▸ TASK DESCRIPTION
For every line in the records that has the word "ماجة", make a copy.

▸ PROVIDED DATA
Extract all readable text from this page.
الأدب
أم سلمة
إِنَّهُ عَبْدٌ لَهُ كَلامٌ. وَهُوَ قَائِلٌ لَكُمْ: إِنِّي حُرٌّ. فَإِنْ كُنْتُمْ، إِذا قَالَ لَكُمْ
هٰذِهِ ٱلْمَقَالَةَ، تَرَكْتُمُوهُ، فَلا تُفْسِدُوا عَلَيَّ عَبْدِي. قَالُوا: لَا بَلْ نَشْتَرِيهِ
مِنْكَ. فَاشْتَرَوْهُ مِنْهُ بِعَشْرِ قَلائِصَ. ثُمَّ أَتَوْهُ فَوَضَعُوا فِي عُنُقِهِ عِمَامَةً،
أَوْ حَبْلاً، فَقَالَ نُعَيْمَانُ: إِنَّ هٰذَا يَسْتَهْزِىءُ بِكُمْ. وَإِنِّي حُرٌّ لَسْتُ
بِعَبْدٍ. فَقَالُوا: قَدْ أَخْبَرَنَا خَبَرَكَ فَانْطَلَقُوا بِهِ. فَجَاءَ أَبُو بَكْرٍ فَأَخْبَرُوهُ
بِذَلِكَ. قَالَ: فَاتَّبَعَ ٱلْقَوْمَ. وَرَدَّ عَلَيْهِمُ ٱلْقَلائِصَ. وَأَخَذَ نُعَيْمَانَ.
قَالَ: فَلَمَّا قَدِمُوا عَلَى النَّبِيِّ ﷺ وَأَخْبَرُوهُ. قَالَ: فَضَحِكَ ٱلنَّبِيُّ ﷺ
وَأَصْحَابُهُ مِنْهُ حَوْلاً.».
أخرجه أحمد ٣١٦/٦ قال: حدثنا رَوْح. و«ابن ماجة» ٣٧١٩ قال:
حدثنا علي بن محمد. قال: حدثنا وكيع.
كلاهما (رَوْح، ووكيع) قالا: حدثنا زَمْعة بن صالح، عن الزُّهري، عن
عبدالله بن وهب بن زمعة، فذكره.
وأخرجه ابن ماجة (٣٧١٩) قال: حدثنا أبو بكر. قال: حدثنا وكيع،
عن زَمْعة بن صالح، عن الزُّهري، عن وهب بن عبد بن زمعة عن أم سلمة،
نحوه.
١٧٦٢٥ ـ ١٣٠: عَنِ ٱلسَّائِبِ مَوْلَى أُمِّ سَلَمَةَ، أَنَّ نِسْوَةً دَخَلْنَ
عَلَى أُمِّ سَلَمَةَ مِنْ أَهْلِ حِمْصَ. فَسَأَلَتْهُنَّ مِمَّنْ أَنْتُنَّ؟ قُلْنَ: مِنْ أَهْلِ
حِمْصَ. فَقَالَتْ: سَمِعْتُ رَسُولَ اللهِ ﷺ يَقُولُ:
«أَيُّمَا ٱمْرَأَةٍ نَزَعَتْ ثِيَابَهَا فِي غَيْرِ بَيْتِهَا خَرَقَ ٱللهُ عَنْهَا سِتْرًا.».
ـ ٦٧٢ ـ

▸ SOLUTION TO THE EXERCISE
أخرجه أحمد ٣١٦/٦ قال: حدثنا رَوْح. و«ابن ماجة» ٣٧١٩ قال:
وأخرجه ابن ماجة (٣٧١٩) قال: حدثنا أبو بكر. قال: حدثنا وكيع،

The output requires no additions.